===== PROVIDED RECORDS =====

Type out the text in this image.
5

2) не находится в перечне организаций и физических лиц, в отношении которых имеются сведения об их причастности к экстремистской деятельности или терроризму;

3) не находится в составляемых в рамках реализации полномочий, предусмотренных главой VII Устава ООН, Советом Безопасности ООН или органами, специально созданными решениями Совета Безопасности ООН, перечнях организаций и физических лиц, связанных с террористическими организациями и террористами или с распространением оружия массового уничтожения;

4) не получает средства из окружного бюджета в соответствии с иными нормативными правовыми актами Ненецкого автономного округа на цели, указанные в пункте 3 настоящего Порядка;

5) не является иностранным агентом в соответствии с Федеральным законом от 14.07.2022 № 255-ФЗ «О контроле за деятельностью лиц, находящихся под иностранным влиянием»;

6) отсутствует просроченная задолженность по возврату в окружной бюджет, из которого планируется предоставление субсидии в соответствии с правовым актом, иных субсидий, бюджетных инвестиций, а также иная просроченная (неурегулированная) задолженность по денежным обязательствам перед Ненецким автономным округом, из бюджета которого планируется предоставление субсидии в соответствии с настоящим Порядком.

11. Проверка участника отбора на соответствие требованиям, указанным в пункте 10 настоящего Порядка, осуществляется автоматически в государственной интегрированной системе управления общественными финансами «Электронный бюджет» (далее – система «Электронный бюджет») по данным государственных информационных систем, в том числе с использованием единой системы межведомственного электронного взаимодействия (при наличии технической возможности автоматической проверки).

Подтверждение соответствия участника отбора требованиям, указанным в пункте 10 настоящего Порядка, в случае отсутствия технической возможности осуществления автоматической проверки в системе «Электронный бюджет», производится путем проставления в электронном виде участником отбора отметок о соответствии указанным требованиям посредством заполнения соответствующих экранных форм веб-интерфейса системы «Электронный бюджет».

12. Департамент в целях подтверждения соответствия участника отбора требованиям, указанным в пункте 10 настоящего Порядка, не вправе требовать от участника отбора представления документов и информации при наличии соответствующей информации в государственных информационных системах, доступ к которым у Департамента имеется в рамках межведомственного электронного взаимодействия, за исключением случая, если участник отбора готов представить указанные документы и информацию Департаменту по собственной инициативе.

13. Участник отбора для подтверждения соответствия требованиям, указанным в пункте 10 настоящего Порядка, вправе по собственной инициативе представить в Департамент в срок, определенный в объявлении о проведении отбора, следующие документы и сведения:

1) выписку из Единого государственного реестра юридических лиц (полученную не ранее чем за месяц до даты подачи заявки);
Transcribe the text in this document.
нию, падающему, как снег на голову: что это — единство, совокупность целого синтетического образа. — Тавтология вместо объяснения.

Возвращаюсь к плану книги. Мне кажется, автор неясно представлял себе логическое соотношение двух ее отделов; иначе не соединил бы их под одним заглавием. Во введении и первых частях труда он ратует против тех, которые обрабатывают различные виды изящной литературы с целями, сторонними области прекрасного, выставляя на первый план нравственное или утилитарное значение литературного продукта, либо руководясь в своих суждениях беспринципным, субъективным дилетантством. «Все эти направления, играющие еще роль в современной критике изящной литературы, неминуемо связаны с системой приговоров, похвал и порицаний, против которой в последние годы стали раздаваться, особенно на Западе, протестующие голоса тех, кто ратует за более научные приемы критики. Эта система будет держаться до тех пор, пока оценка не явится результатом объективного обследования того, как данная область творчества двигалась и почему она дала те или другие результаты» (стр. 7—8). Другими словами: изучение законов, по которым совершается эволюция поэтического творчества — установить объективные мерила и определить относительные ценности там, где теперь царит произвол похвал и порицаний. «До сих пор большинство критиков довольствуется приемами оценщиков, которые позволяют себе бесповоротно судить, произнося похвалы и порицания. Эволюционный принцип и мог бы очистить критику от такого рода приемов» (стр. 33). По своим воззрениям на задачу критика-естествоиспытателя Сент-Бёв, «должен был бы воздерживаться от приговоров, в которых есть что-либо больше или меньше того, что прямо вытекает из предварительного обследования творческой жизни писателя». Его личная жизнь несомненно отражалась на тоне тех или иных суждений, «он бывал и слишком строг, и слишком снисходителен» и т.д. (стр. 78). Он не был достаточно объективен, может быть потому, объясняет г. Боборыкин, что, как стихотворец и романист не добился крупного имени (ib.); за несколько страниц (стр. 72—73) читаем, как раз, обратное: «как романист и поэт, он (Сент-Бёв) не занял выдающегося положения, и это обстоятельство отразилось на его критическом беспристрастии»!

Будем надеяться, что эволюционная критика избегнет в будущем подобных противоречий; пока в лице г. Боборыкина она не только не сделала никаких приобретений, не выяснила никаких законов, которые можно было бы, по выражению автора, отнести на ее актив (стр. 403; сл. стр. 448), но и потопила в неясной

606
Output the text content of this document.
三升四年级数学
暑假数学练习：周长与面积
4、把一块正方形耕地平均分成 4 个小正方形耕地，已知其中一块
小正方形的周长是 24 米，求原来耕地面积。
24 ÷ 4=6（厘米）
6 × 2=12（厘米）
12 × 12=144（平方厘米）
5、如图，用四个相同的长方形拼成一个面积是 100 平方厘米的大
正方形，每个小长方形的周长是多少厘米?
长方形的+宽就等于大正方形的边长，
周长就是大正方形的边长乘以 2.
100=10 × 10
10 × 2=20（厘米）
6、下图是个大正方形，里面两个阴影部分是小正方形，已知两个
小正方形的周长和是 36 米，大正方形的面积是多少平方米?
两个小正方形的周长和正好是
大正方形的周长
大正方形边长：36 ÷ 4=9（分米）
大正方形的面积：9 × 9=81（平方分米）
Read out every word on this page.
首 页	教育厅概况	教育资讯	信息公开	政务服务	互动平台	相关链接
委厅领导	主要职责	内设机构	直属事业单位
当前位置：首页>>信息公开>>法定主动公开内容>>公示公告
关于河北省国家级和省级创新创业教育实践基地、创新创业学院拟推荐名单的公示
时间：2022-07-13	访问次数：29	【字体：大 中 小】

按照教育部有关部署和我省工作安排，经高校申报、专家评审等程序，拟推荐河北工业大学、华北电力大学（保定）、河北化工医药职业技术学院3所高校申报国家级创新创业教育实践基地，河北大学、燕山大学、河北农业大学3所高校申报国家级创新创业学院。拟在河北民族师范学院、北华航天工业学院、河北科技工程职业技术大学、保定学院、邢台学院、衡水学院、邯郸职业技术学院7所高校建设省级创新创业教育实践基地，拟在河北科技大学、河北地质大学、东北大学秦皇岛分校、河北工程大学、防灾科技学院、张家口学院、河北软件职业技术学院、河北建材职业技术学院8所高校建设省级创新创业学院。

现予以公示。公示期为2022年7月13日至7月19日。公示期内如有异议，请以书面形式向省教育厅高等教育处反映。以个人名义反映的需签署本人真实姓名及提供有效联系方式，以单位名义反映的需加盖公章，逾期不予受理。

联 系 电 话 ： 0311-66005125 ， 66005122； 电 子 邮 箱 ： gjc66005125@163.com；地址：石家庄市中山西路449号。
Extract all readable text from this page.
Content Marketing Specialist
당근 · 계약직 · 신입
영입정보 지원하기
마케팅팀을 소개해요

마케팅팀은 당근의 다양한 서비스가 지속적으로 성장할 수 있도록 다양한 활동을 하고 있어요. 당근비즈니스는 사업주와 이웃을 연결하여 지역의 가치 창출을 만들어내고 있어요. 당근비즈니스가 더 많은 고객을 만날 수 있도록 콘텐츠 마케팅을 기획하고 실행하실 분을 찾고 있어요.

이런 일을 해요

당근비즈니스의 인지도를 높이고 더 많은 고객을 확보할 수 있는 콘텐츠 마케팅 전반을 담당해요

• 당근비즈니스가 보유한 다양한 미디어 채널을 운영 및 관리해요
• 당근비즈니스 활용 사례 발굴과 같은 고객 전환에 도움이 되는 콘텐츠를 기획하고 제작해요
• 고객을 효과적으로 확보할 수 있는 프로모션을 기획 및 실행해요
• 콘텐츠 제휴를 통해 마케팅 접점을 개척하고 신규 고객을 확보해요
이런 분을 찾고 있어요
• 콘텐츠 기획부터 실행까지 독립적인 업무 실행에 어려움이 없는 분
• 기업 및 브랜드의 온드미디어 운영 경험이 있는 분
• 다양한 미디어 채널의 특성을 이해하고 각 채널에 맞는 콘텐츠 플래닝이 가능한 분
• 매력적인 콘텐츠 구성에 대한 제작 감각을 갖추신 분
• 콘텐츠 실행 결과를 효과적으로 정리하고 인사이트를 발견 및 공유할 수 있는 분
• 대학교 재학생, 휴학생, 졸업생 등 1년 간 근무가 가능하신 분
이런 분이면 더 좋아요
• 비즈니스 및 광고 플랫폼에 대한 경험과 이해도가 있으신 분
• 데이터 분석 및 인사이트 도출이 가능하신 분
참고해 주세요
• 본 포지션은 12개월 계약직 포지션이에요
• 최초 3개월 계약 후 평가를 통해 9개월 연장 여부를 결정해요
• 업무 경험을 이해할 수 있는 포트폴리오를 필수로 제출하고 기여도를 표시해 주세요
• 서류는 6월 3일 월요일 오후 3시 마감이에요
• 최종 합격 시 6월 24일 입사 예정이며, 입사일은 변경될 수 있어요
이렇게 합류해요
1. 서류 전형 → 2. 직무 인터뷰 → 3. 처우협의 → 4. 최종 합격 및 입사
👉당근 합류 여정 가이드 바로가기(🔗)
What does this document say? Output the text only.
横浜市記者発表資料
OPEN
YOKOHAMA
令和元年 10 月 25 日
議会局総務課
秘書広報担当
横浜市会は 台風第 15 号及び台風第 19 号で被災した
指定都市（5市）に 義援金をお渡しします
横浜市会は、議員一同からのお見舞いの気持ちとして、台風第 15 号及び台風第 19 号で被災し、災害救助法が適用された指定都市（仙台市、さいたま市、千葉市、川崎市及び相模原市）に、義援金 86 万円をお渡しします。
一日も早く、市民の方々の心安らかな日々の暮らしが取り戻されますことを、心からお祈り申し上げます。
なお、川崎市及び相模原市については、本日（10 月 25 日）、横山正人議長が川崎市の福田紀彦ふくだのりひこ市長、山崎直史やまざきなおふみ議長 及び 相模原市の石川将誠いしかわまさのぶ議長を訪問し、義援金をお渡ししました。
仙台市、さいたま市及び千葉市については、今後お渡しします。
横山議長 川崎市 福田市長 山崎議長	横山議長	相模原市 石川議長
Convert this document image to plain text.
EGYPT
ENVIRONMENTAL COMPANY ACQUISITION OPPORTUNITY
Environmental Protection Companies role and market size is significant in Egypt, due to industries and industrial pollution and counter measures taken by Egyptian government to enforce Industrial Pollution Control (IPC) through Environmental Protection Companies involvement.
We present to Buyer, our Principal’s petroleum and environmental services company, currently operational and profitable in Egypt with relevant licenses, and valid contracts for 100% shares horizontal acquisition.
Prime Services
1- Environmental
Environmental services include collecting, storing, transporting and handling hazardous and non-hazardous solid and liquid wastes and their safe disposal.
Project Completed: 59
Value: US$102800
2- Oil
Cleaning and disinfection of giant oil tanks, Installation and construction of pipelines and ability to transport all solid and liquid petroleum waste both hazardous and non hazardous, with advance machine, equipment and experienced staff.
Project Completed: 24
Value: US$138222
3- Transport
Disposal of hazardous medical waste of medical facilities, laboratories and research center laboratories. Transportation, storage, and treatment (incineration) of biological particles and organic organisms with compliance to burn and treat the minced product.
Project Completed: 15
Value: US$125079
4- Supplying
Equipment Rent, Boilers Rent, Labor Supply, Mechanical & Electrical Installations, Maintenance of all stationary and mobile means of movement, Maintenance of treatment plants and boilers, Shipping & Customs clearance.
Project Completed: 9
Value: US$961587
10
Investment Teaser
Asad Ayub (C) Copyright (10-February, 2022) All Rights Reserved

=====

WORK TO BE COMPLETED
All lines above with "this" in them should be returned.

RESULT
Type out the text in this image.
Transcribe the text in this document.
Output the text content of this document.
Read out every word on this page.
Extract all readable text from this page.
What does this document say? Output the text only.
Convert this document image to plain text.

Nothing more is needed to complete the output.